▶ [Work required]: All of the material below is to be restated word for word, apart from the pictures.
######
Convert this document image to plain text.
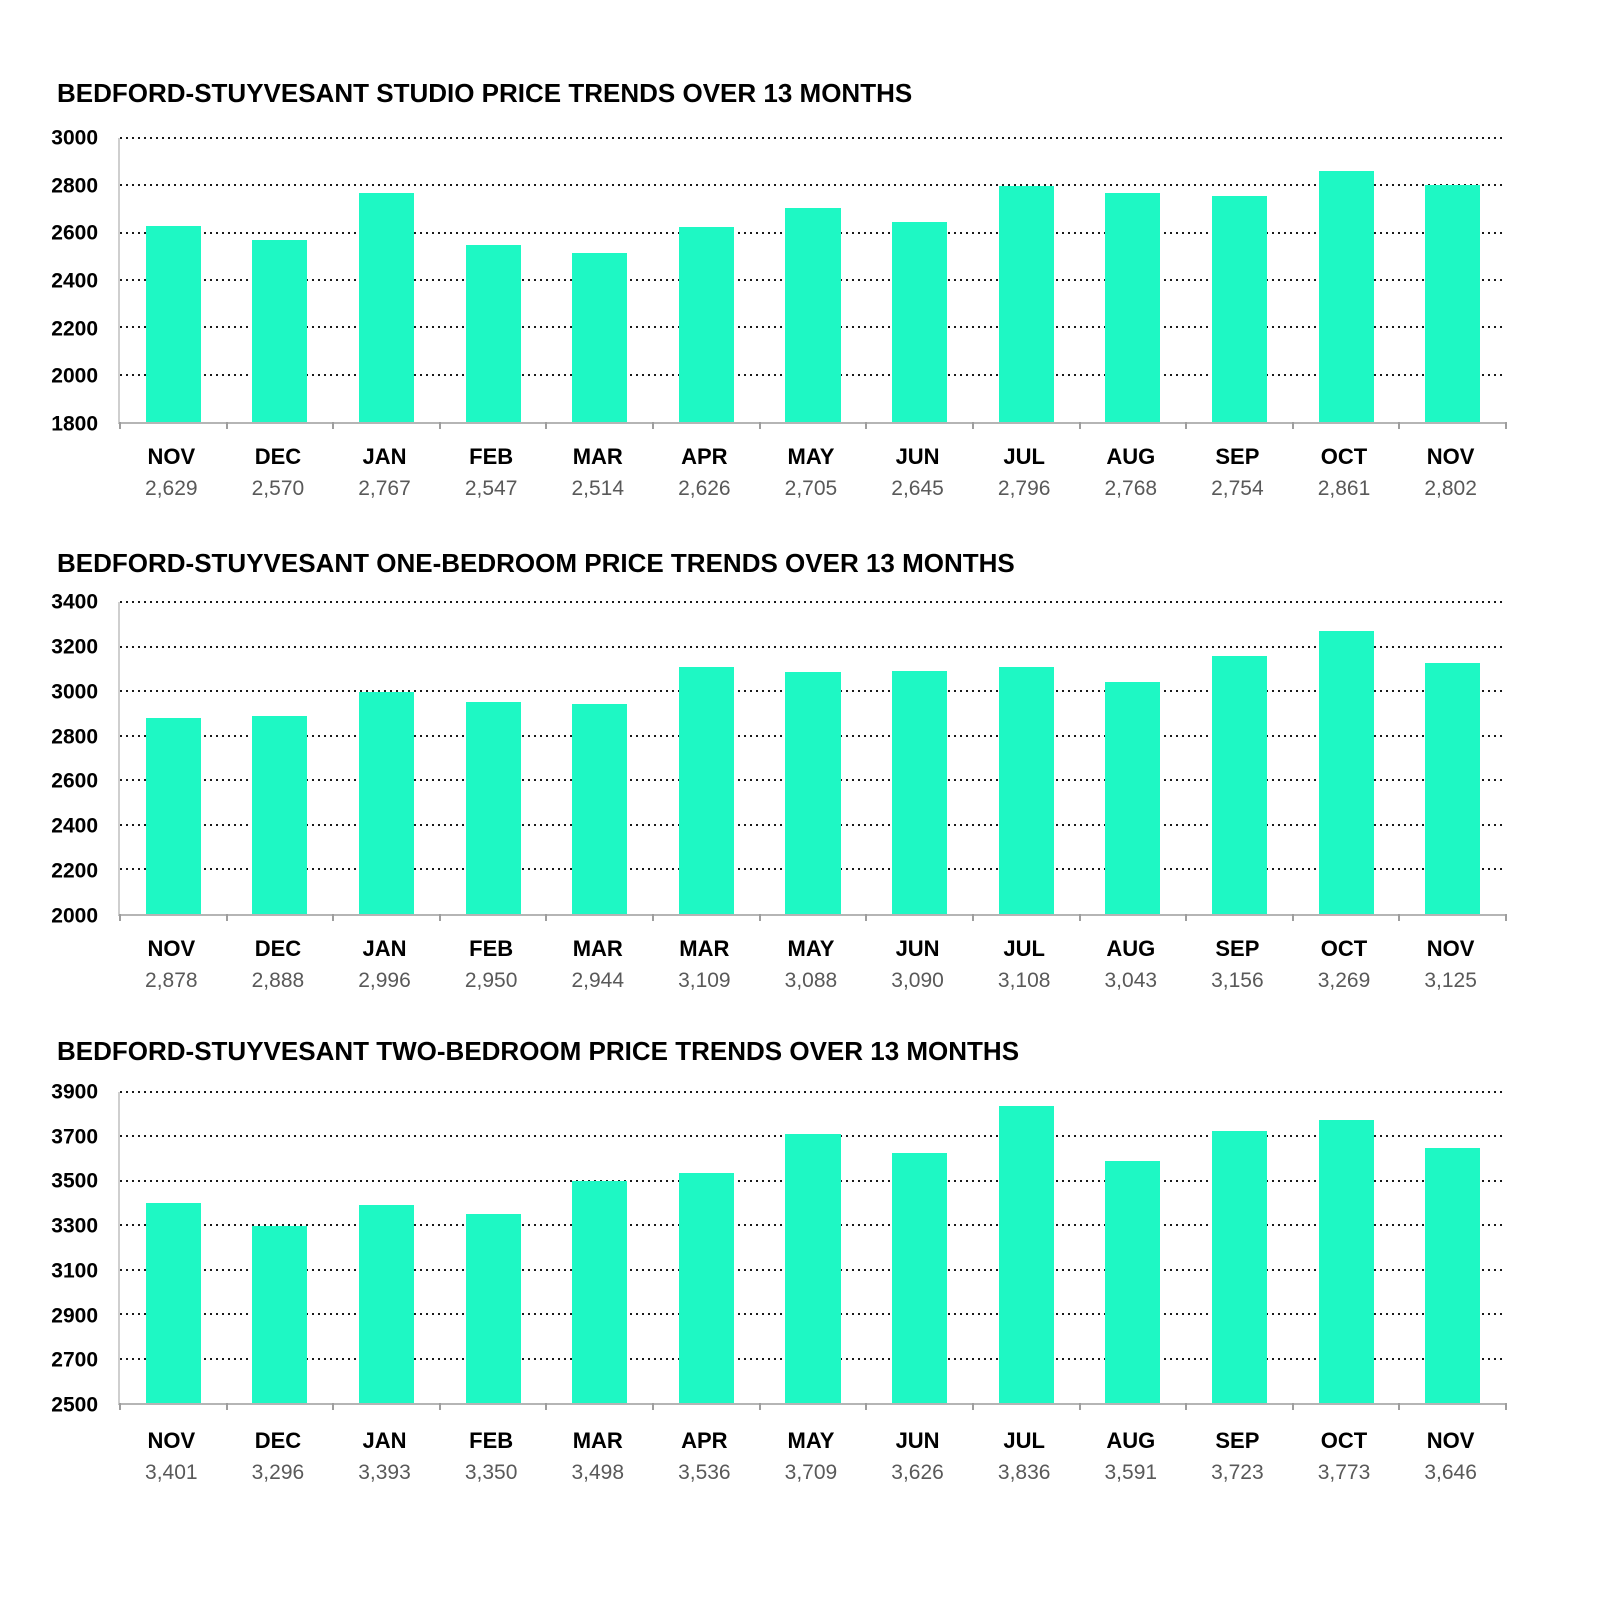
BEDFORD-STUYVESANT STUDIO PRICE TRENDS OVER 13 MONTHS
1800
2000
2200
2400
2600
2800
3000
NOV
2,629
DEC
2,570
JAN
2,767
FEB
2,547
MAR
2,514
APR
2,626
MAY
2,705
JUN
2,645
JUL
2,796
AUG
2,768
SEP
2,754
OCT
2,861
NOV
2,802
BEDFORD-STUYVESANT ONE-BEDROOM PRICE TRENDS OVER 13 MONTHS
2000
2200
2400
2600
2800
3000
3200
3400
NOV
2,878
DEC
2,888
JAN
2,996
FEB
2,950
MAR
2,944
MAR
3,109
MAY
3,088
JUN
3,090
JUL
3,108
AUG
3,043
SEP
3,156
OCT
3,269
NOV
3,125
BEDFORD-STUYVESANT TWO-BEDROOM PRICE TRENDS OVER 13 MONTHS
2500
2700
2900
3100
3300
3500
3700
3900
NOV
3,401
DEC
3,296
JAN
3,393
FEB
3,350
MAR
3,498
APR
3,536
MAY
3,709
JUN
3,626
JUL
3,836
AUG
3,591
SEP
3,723
OCT
3,773
NOV
3,646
######
▶ [Answer to this task]:
Convert this document image to plain text.
BEDFORD-STUYVESANT STUDIO PRICE TRENDS OVER 13 MONTHS
1800
2000
2200
2400
2600
2800
3000
NOV
2,629
DEC
2,570
JAN
2,767
FEB
2,547
MAR
2,514
APR
2,626
MAY
2,705
JUN
2,645
JUL
2,796
AUG
2,768
SEP
2,754
OCT
2,861
NOV
2,802
BEDFORD-STUYVESANT ONE-BEDROOM PRICE TRENDS OVER 13 MONTHS
2000
2200
2400
2600
2800
3000
3200
3400
NOV
2,878
DEC
2,888
JAN
2,996
FEB
2,950
MAR
2,944
MAR
3,109
MAY
3,088
JUN
3,090
JUL
3,108
AUG
3,043
SEP
3,156
OCT
3,269
NOV
3,125
BEDFORD-STUYVESANT TWO-BEDROOM PRICE TRENDS OVER 13 MONTHS
2500
2700
2900
3100
3300
3500
3700
3900
NOV
3,401
DEC
3,296
JAN
3,393
FEB
3,350
MAR
3,498
APR
3,536
MAY
3,709
JUN
3,626
JUL
3,836
AUG
3,591
SEP
3,723
OCT
3,773
NOV
3,646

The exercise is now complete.